** SUPPLIED DATA **
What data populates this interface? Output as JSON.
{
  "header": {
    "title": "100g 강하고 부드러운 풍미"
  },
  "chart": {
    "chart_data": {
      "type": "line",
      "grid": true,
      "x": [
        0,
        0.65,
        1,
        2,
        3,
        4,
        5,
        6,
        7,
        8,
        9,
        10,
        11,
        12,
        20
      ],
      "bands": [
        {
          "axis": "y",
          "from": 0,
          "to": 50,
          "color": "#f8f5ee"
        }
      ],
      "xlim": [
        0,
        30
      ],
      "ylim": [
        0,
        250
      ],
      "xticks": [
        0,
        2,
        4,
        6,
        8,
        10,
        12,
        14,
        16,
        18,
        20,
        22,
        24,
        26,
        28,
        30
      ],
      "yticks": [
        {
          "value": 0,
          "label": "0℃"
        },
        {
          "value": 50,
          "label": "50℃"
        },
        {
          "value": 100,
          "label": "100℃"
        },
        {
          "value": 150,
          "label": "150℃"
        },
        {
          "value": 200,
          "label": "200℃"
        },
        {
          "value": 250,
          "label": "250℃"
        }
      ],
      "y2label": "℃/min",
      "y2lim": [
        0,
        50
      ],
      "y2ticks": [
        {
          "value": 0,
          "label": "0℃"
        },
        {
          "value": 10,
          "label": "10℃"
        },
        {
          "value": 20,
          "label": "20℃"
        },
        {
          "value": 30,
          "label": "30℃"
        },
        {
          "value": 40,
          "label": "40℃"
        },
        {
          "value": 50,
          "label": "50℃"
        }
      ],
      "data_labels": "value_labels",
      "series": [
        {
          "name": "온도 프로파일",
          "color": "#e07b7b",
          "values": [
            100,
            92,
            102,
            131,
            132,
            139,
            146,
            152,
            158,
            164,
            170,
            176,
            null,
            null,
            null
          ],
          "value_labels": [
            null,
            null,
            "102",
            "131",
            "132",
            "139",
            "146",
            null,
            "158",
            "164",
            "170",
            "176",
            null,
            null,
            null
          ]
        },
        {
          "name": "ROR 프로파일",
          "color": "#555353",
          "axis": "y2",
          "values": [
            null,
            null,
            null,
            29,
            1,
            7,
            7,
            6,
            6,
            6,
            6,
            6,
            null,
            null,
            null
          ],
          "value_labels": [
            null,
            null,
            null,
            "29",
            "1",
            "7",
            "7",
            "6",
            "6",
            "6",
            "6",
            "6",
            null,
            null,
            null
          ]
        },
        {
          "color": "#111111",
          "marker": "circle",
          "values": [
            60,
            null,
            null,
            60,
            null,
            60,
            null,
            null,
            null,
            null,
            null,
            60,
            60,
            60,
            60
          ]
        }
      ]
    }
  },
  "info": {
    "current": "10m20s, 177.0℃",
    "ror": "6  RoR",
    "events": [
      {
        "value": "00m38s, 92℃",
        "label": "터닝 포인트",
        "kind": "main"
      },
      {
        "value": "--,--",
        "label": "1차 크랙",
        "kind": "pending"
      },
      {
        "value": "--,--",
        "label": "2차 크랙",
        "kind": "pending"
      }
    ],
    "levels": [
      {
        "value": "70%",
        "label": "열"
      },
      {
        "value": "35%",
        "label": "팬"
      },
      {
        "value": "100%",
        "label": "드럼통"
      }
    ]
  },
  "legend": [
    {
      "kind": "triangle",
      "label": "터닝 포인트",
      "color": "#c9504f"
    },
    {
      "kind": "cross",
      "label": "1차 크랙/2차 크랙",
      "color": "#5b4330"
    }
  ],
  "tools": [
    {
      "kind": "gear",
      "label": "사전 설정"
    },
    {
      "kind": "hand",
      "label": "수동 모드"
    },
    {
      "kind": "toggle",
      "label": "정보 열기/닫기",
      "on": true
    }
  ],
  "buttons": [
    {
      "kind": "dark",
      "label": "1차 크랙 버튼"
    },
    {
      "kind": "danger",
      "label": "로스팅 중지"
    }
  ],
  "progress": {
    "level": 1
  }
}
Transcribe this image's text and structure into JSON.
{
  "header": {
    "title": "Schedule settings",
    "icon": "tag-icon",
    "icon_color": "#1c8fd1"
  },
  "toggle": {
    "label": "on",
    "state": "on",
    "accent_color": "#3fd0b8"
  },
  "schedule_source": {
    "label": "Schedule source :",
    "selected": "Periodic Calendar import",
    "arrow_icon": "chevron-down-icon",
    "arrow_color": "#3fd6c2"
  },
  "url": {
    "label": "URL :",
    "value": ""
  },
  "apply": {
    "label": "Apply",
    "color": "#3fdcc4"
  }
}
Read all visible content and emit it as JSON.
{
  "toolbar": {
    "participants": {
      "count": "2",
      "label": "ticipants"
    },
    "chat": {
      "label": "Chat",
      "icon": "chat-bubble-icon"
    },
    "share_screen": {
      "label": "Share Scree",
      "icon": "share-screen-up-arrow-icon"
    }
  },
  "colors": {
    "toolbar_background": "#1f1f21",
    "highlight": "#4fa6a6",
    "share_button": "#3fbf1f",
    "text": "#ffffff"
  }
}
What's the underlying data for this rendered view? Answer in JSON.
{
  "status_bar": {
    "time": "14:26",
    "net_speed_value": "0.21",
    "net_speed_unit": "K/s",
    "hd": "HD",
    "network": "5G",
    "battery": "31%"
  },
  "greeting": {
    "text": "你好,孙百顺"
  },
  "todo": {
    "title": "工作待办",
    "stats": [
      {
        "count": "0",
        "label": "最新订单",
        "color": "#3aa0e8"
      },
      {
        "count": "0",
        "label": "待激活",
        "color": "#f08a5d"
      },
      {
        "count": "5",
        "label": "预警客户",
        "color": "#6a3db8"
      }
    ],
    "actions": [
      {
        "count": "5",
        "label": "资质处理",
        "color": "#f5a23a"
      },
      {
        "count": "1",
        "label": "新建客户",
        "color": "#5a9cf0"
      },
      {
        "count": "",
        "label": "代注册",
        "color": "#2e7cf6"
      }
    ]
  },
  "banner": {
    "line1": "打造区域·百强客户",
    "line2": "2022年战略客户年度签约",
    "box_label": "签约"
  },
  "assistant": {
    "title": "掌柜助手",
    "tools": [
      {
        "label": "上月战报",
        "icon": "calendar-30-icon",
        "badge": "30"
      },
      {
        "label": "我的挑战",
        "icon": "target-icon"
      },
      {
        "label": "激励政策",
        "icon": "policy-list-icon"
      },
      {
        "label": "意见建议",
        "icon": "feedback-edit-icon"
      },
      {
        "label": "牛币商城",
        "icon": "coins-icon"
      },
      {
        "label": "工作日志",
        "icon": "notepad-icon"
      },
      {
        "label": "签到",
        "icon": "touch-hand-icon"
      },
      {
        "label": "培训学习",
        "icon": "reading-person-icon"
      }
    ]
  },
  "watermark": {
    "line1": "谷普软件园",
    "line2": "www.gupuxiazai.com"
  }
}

** SET EXERCISE **
Quote the entire listing above exactly.

** SOLUTION BELOW **
What data populates this interface? Output as JSON.
{
  "header": {
    "title": "100g 강하고 부드러운 풍미"
  },
  "chart": {
    "chart_data": {
      "type": "line",
      "grid": true,
      "x": [
        0,
        0.65,
        1,
        2,
        3,
        4,
        5,
        6,
        7,
        8,
        9,
        10,
        11,
        12,
        20
      ],
      "bands": [
        {
          "axis": "y",
          "from": 0,
          "to": 50,
          "color": "#f8f5ee"
        }
      ],
      "xlim": [
        0,
        30
      ],
      "ylim": [
        0,
        250
      ],
      "xticks": [
        0,
        2,
        4,
        6,
        8,
        10,
        12,
        14,
        16,
        18,
        20,
        22,
        24,
        26,
        28,
        30
      ],
      "yticks": [
        {
          "value": 0,
          "label": "0℃"
        },
        {
          "value": 50,
          "label": "50℃"
        },
        {
          "value": 100,
          "label": "100℃"
        },
        {
          "value": 150,
          "label": "150℃"
        },
        {
          "value": 200,
          "label": "200℃"
        },
        {
          "value": 250,
          "label": "250℃"
        }
      ],
      "y2label": "℃/min",
      "y2lim": [
        0,
        50
      ],
      "y2ticks": [
        {
          "value": 0,
          "label": "0℃"
        },
        {
          "value": 10,
          "label": "10℃"
        },
        {
          "value": 20,
          "label": "20℃"
        },
        {
          "value": 30,
          "label": "30℃"
        },
        {
          "value": 40,
          "label": "40℃"
        },
        {
          "value": 50,
          "label": "50℃"
        }
      ],
      "data_labels": "value_labels",
      "series": [
        {
          "name": "온도 프로파일",
          "color": "#e07b7b",
          "values": [
            100,
            92,
            102,
            131,
            132,
            139,
            146,
            152,
            158,
            164,
            170,
            176,
            null,
            null,
            null
          ],
          "value_labels": [
            null,
            null,
            "102",
            "131",
            "132",
            "139",
            "146",
            null,
            "158",
            "164",
            "170",
            "176",
            null,
            null,
            null
          ]
        },
        {
          "name": "ROR 프로파일",
          "color": "#555353",
          "axis": "y2",
          "values": [
            null,
            null,
            null,
            29,
            1,
            7,
            7,
            6,
            6,
            6,
            6,
            6,
            null,
            null,
            null
          ],
          "value_labels": [
            null,
            null,
            null,
            "29",
            "1",
            "7",
            "7",
            "6",
            "6",
            "6",
            "6",
            "6",
            null,
            null,
            null
          ]
        },
        {
          "color": "#111111",
          "marker": "circle",
          "values": [
            60,
            null,
            null,
            60,
            null,
            60,
            null,
            null,
            null,
            null,
            null,
            60,
            60,
            60,
            60
          ]
        }
      ]
    }
  },
  "info": {
    "current": "10m20s, 177.0℃",
    "ror": "6  RoR",
    "events": [
      {
        "value": "00m38s, 92℃",
        "label": "터닝 포인트",
        "kind": "main"
      },
      {
        "value": "--,--",
        "label": "1차 크랙",
        "kind": "pending"
      },
      {
        "value": "--,--",
        "label": "2차 크랙",
        "kind": "pending"
      }
    ],
    "levels": [
      {
        "value": "70%",
        "label": "열"
      },
      {
        "value": "35%",
        "label": "팬"
      },
      {
        "value": "100%",
        "label": "드럼통"
      }
    ]
  },
  "legend": [
    {
      "kind": "triangle",
      "label": "터닝 포인트",
      "color": "#c9504f"
    },
    {
      "kind": "cross",
      "label": "1차 크랙/2차 크랙",
      "color": "#5b4330"
    }
  ],
  "tools": [
    {
      "kind": "gear",
      "label": "사전 설정"
    },
    {
      "kind": "hand",
      "label": "수동 모드"
    },
    {
      "kind": "toggle",
      "label": "정보 열기/닫기",
      "on": true
    }
  ],
  "buttons": [
    {
      "kind": "dark",
      "label": "1차 크랙 버튼"
    },
    {
      "kind": "danger",
      "label": "로스팅 중지"
    }
  ],
  "progress": {
    "level": 1
  }
}
Transcribe this image's text and structure into JSON.
{
  "header": {
    "title": "Schedule settings",
    "icon": "tag-icon",
    "icon_color": "#1c8fd1"
  },
  "toggle": {
    "label": "on",
    "state": "on",
    "accent_color": "#3fd0b8"
  },
  "schedule_source": {
    "label": "Schedule source :",
    "selected": "Periodic Calendar import",
    "arrow_icon": "chevron-down-icon",
    "arrow_color": "#3fd6c2"
  },
  "url": {
    "label": "URL :",
    "value": ""
  },
  "apply": {
    "label": "Apply",
    "color": "#3fdcc4"
  }
}
Read all visible content and emit it as JSON.
{
  "toolbar": {
    "participants": {
      "count": "2",
      "label": "ticipants"
    },
    "chat": {
      "label": "Chat",
      "icon": "chat-bubble-icon"
    },
    "share_screen": {
      "label": "Share Scree",
      "icon": "share-screen-up-arrow-icon"
    }
  },
  "colors": {
    "toolbar_background": "#1f1f21",
    "highlight": "#4fa6a6",
    "share_button": "#3fbf1f",
    "text": "#ffffff"
  }
}
What's the underlying data for this rendered view? Answer in JSON.
{
  "status_bar": {
    "time": "14:26",
    "net_speed_value": "0.21",
    "net_speed_unit": "K/s",
    "hd": "HD",
    "network": "5G",
    "battery": "31%"
  },
  "greeting": {
    "text": "你好,孙百顺"
  },
  "todo": {
    "title": "工作待办",
    "stats": [
      {
        "count": "0",
        "label": "最新订单",
        "color": "#3aa0e8"
      },
      {
        "count": "0",
        "label": "待激活",
        "color": "#f08a5d"
      },
      {
        "count": "5",
        "label": "预警客户",
        "color": "#6a3db8"
      }
    ],
    "actions": [
      {
        "count": "5",
        "label": "资质处理",
        "color": "#f5a23a"
      },
      {
        "count": "1",
        "label": "新建客户",
        "color": "#5a9cf0"
      },
      {
        "count": "",
        "label": "代注册",
        "color": "#2e7cf6"
      }
    ]
  },
  "banner": {
    "line1": "打造区域·百强客户",
    "line2": "2022年战略客户年度签约",
    "box_label": "签约"
  },
  "assistant": {
    "title": "掌柜助手",
    "tools": [
      {
        "label": "上月战报",
        "icon": "calendar-30-icon",
        "badge": "30"
      },
      {
        "label": "我的挑战",
        "icon": "target-icon"
      },
      {
        "label": "激励政策",
        "icon": "policy-list-icon"
      },
      {
        "label": "意见建议",
        "icon": "feedback-edit-icon"
      },
      {
        "label": "牛币商城",
        "icon": "coins-icon"
      },
      {
        "label": "工作日志",
        "icon": "notepad-icon"
      },
      {
        "label": "签到",
        "icon": "touch-hand-icon"
      },
      {
        "label": "培训学习",
        "icon": "reading-person-icon"
      }
    ]
  },
  "watermark": {
    "line1": "谷普软件园",
    "line2": "www.gupuxiazai.com"
  }
}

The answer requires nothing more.